-- START OF RECORDS FOR THE TASK --

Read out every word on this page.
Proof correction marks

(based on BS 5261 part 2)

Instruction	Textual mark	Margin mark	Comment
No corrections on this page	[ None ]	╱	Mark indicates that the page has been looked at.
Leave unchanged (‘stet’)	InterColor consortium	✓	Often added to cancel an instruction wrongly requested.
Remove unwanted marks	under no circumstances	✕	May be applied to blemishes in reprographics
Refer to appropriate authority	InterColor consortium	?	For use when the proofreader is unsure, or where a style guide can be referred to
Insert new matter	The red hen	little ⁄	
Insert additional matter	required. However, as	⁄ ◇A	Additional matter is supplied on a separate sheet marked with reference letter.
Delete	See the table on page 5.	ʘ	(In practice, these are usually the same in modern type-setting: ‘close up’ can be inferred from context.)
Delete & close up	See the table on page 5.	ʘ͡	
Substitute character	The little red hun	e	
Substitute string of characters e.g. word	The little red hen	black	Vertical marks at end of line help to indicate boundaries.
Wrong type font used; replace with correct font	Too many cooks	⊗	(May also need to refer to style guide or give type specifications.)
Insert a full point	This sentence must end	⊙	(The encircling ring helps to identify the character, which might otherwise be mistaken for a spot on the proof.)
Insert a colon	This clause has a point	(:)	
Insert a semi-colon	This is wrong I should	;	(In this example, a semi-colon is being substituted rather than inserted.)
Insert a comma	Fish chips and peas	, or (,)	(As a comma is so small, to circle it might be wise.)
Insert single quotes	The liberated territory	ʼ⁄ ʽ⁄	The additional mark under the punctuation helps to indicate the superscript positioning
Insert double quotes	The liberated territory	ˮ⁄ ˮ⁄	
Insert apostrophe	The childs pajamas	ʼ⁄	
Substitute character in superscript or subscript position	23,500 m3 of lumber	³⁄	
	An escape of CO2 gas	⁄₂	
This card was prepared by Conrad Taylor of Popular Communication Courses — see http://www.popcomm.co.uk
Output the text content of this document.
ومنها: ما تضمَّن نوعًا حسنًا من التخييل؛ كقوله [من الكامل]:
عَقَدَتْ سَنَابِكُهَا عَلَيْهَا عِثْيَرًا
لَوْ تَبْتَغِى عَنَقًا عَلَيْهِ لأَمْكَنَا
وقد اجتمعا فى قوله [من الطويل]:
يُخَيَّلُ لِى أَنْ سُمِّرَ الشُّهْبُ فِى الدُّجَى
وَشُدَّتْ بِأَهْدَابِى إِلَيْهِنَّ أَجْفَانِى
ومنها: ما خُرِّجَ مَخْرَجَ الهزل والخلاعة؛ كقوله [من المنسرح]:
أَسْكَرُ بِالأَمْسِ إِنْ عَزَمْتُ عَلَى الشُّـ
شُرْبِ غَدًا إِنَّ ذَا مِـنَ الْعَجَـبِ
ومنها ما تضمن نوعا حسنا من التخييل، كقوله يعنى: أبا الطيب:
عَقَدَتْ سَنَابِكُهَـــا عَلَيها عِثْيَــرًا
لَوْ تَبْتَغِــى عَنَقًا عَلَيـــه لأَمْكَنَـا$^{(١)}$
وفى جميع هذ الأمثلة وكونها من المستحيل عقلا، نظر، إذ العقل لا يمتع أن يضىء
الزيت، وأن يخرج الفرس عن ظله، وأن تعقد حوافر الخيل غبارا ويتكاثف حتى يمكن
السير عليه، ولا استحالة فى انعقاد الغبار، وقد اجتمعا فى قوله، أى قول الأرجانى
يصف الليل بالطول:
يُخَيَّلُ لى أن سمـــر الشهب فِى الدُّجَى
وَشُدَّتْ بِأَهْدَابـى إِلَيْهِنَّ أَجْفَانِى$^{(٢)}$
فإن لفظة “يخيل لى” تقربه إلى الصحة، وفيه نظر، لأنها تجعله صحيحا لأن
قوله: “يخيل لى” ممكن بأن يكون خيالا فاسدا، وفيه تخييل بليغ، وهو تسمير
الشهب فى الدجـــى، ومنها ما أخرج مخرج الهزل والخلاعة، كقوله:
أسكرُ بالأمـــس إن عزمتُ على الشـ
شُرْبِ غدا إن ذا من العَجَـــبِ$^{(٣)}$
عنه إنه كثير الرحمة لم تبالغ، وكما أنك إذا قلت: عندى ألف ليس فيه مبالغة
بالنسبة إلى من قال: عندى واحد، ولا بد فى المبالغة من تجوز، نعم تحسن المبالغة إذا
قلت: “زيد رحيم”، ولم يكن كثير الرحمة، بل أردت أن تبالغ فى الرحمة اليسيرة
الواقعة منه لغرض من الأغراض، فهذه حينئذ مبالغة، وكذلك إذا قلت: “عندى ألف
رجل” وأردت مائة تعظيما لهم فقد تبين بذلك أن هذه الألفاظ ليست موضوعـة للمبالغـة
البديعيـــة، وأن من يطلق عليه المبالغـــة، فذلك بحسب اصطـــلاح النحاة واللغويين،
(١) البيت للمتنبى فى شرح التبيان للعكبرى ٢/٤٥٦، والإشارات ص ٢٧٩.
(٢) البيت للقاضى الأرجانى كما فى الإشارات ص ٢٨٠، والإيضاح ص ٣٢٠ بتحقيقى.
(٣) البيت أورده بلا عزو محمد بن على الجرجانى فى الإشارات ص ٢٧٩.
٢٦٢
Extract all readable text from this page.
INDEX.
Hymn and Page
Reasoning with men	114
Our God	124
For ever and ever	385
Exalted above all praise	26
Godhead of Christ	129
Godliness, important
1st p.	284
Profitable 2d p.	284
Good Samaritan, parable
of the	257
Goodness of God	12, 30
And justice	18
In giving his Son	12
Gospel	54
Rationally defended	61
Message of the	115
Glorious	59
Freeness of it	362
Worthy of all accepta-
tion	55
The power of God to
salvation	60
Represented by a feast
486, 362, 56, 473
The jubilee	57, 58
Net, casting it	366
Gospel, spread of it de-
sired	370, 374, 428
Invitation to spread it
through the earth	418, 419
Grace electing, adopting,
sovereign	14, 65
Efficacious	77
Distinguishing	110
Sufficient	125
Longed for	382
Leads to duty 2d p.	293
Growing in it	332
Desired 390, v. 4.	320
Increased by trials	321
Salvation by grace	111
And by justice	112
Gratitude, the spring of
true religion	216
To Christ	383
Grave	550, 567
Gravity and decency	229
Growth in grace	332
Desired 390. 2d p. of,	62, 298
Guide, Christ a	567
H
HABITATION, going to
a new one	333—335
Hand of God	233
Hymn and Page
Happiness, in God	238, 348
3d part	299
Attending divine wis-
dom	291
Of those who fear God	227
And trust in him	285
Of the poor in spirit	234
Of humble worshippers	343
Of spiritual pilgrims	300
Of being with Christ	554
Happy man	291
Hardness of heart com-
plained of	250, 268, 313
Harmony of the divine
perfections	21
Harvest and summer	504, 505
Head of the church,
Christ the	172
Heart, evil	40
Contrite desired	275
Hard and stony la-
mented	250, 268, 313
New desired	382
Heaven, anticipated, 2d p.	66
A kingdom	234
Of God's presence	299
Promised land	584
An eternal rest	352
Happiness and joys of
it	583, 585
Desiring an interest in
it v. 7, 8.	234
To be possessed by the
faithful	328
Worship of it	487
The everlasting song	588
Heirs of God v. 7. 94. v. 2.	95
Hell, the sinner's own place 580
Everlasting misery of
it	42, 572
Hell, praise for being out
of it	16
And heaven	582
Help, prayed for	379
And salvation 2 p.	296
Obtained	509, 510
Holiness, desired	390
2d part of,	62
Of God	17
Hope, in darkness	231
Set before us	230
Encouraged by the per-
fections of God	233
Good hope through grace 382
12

-- END OF RECORDS FOR THE TASK --

* REQUEST
Nothing in the data may differ; print all of it exactly as written.

* COMPLETE RESPONSE
Read out every word on this page.
Proof correction marks

(based on BS 5261 part 2)

Instruction	Textual mark	Margin mark	Comment
No corrections on this page	[ None ]	╱	Mark indicates that the page has been looked at.
Leave unchanged (‘stet’)	InterColor consortium	✓	Often added to cancel an instruction wrongly requested.
Remove unwanted marks	under no circumstances	✕	May be applied to blemishes in reprographics
Refer to appropriate authority	InterColor consortium	?	For use when the proofreader is unsure, or where a style guide can be referred to
Insert new matter	The red hen	little ⁄	
Insert additional matter	required. However, as	⁄ ◇A	Additional matter is supplied on a separate sheet marked with reference letter.
Delete	See the table on page 5.	ʘ	(In practice, these are usually the same in modern type-setting: ‘close up’ can be inferred from context.)
Delete & close up	See the table on page 5.	ʘ͡	
Substitute character	The little red hun	e	
Substitute string of characters e.g. word	The little red hen	black	Vertical marks at end of line help to indicate boundaries.
Wrong type font used; replace with correct font	Too many cooks	⊗	(May also need to refer to style guide or give type specifications.)
Insert a full point	This sentence must end	⊙	(The encircling ring helps to identify the character, which might otherwise be mistaken for a spot on the proof.)
Insert a colon	This clause has a point	(:)	
Insert a semi-colon	This is wrong I should	;	(In this example, a semi-colon is being substituted rather than inserted.)
Insert a comma	Fish chips and peas	, or (,)	(As a comma is so small, to circle it might be wise.)
Insert single quotes	The liberated territory	ʼ⁄ ʽ⁄	The additional mark under the punctuation helps to indicate the superscript positioning
Insert double quotes	The liberated territory	ˮ⁄ ˮ⁄	
Insert apostrophe	The childs pajamas	ʼ⁄	
Substitute character in superscript or subscript position	23,500 m3 of lumber	³⁄	
	An escape of CO2 gas	⁄₂	
This card was prepared by Conrad Taylor of Popular Communication Courses — see http://www.popcomm.co.uk
Output the text content of this document.
ومنها: ما تضمَّن نوعًا حسنًا من التخييل؛ كقوله [من الكامل]:
عَقَدَتْ سَنَابِكُهَا عَلَيْهَا عِثْيَرًا
لَوْ تَبْتَغِى عَنَقًا عَلَيْهِ لأَمْكَنَا
وقد اجتمعا فى قوله [من الطويل]:
يُخَيَّلُ لِى أَنْ سُمِّرَ الشُّهْبُ فِى الدُّجَى
وَشُدَّتْ بِأَهْدَابِى إِلَيْهِنَّ أَجْفَانِى
ومنها: ما خُرِّجَ مَخْرَجَ الهزل والخلاعة؛ كقوله [من المنسرح]:
أَسْكَرُ بِالأَمْسِ إِنْ عَزَمْتُ عَلَى الشُّـ
شُرْبِ غَدًا إِنَّ ذَا مِـنَ الْعَجَـبِ
ومنها ما تضمن نوعا حسنا من التخييل، كقوله يعنى: أبا الطيب:
عَقَدَتْ سَنَابِكُهَـــا عَلَيها عِثْيَــرًا
لَوْ تَبْتَغِــى عَنَقًا عَلَيـــه لأَمْكَنَـا$^{(١)}$
وفى جميع هذ الأمثلة وكونها من المستحيل عقلا، نظر، إذ العقل لا يمتع أن يضىء
الزيت، وأن يخرج الفرس عن ظله، وأن تعقد حوافر الخيل غبارا ويتكاثف حتى يمكن
السير عليه، ولا استحالة فى انعقاد الغبار، وقد اجتمعا فى قوله، أى قول الأرجانى
يصف الليل بالطول:
يُخَيَّلُ لى أن سمـــر الشهب فِى الدُّجَى
وَشُدَّتْ بِأَهْدَابـى إِلَيْهِنَّ أَجْفَانِى$^{(٢)}$
فإن لفظة “يخيل لى” تقربه إلى الصحة، وفيه نظر، لأنها تجعله صحيحا لأن
قوله: “يخيل لى” ممكن بأن يكون خيالا فاسدا، وفيه تخييل بليغ، وهو تسمير
الشهب فى الدجـــى، ومنها ما أخرج مخرج الهزل والخلاعة، كقوله:
أسكرُ بالأمـــس إن عزمتُ على الشـ
شُرْبِ غدا إن ذا من العَجَـــبِ$^{(٣)}$
عنه إنه كثير الرحمة لم تبالغ، وكما أنك إذا قلت: عندى ألف ليس فيه مبالغة
بالنسبة إلى من قال: عندى واحد، ولا بد فى المبالغة من تجوز، نعم تحسن المبالغة إذا
قلت: “زيد رحيم”، ولم يكن كثير الرحمة، بل أردت أن تبالغ فى الرحمة اليسيرة
الواقعة منه لغرض من الأغراض، فهذه حينئذ مبالغة، وكذلك إذا قلت: “عندى ألف
رجل” وأردت مائة تعظيما لهم فقد تبين بذلك أن هذه الألفاظ ليست موضوعـة للمبالغـة
البديعيـــة، وأن من يطلق عليه المبالغـــة، فذلك بحسب اصطـــلاح النحاة واللغويين،
(١) البيت للمتنبى فى شرح التبيان للعكبرى ٢/٤٥٦، والإشارات ص ٢٧٩.
(٢) البيت للقاضى الأرجانى كما فى الإشارات ص ٢٨٠، والإيضاح ص ٣٢٠ بتحقيقى.
(٣) البيت أورده بلا عزو محمد بن على الجرجانى فى الإشارات ص ٢٧٩.
٢٦٢
Extract all readable text from this page.
INDEX.
Hymn and Page
Reasoning with men	114
Our God	124
For ever and ever	385
Exalted above all praise	26
Godhead of Christ	129
Godliness, important
1st p.	284
Profitable 2d p.	284
Good Samaritan, parable
of the	257
Goodness of God	12, 30
And justice	18
In giving his Son	12
Gospel	54
Rationally defended	61
Message of the	115
Glorious	59
Freeness of it	362
Worthy of all accepta-
tion	55
The power of God to
salvation	60
Represented by a feast
486, 362, 56, 473
The jubilee	57, 58
Net, casting it	366
Gospel, spread of it de-
sired	370, 374, 428
Invitation to spread it
through the earth	418, 419
Grace electing, adopting,
sovereign	14, 65
Efficacious	77
Distinguishing	110
Sufficient	125
Longed for	382
Leads to duty 2d p.	293
Growing in it	332
Desired 390, v. 4.	320
Increased by trials	321
Salvation by grace	111
And by justice	112
Gratitude, the spring of
true religion	216
To Christ	383
Grave	550, 567
Gravity and decency	229
Growth in grace	332
Desired 390. 2d p. of,	62, 298
Guide, Christ a	567
H
HABITATION, going to
a new one	333—335
Hand of God	233
Hymn and Page
Happiness, in God	238, 348
3d part	299
Attending divine wis-
dom	291
Of those who fear God	227
And trust in him	285
Of the poor in spirit	234
Of humble worshippers	343
Of spiritual pilgrims	300
Of being with Christ	554
Happy man	291
Hardness of heart com-
plained of	250, 268, 313
Harmony of the divine
perfections	21
Harvest and summer	504, 505
Head of the church,
Christ the	172
Heart, evil	40
Contrite desired	275
Hard and stony la-
mented	250, 268, 313
New desired	382
Heaven, anticipated, 2d p.	66
A kingdom	234
Of God's presence	299
Promised land	584
An eternal rest	352
Happiness and joys of
it	583, 585
Desiring an interest in
it v. 7, 8.	234
To be possessed by the
faithful	328
Worship of it	487
The everlasting song	588
Heirs of God v. 7. 94. v. 2.	95
Hell, the sinner's own place 580
Everlasting misery of
it	42, 572
Hell, praise for being out
of it	16
And heaven	582
Help, prayed for	379
And salvation 2 p.	296
Obtained	509, 510
Holiness, desired	390
2d part of,	62
Of God	17
Hope, in darkness	231
Set before us	230
Encouraged by the per-
fections of God	233
Good hope through grace 382
12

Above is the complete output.